## Problem
From the entries below, list each line with "JSON".
[START Recorded data]
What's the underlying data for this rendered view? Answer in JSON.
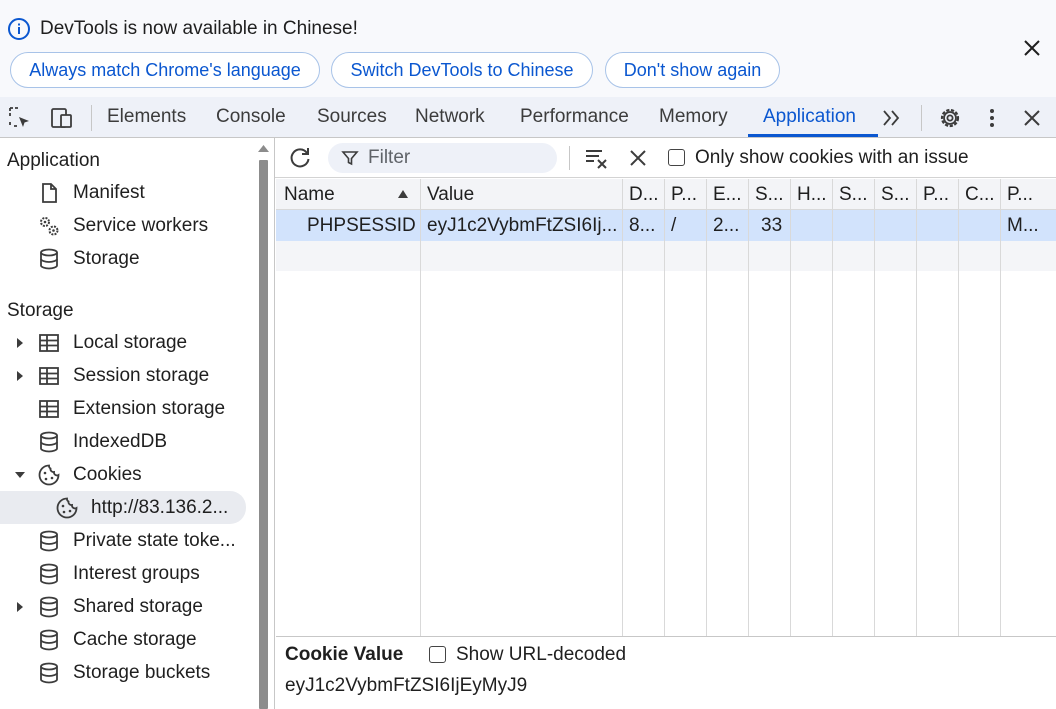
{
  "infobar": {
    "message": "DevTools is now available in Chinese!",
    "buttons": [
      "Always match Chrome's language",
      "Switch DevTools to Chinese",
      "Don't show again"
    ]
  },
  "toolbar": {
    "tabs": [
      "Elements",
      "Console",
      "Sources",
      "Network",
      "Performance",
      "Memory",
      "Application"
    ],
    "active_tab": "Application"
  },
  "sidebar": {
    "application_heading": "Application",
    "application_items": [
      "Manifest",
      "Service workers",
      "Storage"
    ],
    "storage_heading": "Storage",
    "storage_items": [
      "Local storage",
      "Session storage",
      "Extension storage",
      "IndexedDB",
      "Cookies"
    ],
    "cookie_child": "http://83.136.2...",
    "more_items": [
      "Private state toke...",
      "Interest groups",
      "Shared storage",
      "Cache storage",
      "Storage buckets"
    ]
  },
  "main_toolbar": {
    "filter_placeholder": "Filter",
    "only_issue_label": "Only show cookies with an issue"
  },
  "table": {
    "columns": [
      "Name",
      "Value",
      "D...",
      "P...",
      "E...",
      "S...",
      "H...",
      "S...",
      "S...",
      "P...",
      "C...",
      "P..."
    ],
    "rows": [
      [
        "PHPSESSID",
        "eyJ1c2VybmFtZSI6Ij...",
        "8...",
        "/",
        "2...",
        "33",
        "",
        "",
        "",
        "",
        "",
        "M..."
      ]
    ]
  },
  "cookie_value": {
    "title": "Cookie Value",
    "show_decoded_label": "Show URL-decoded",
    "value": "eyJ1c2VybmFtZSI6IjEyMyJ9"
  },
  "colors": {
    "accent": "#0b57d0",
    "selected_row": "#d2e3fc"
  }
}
[END Recorded data]
[START Recorded data]
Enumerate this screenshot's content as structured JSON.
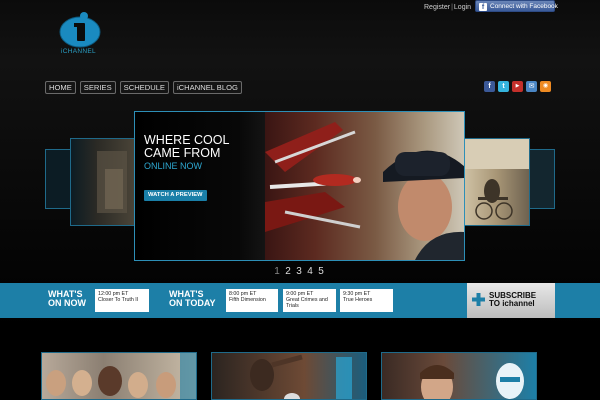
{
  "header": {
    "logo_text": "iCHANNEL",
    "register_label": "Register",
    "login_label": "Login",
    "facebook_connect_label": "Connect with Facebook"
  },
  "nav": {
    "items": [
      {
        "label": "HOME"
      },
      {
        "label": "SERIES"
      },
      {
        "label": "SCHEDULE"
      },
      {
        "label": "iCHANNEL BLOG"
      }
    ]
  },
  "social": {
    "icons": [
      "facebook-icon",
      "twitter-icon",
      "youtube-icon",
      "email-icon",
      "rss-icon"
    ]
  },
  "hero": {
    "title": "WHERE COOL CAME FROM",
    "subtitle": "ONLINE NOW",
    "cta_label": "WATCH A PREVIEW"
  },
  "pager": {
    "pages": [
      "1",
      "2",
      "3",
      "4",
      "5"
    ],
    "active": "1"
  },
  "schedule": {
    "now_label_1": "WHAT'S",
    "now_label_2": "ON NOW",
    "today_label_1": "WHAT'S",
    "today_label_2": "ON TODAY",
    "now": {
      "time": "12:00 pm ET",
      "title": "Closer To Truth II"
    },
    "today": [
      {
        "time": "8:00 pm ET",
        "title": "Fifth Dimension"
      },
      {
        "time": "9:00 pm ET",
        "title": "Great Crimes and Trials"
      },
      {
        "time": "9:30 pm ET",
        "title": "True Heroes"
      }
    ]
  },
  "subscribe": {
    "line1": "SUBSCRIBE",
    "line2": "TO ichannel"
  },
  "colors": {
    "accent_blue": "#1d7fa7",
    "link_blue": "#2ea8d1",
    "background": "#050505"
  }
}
[END Recorded data]
## Solution for this exercise
What's the underlying data for this rendered view? Answer in JSON.
Enumerate this screenshot's content as structured JSON.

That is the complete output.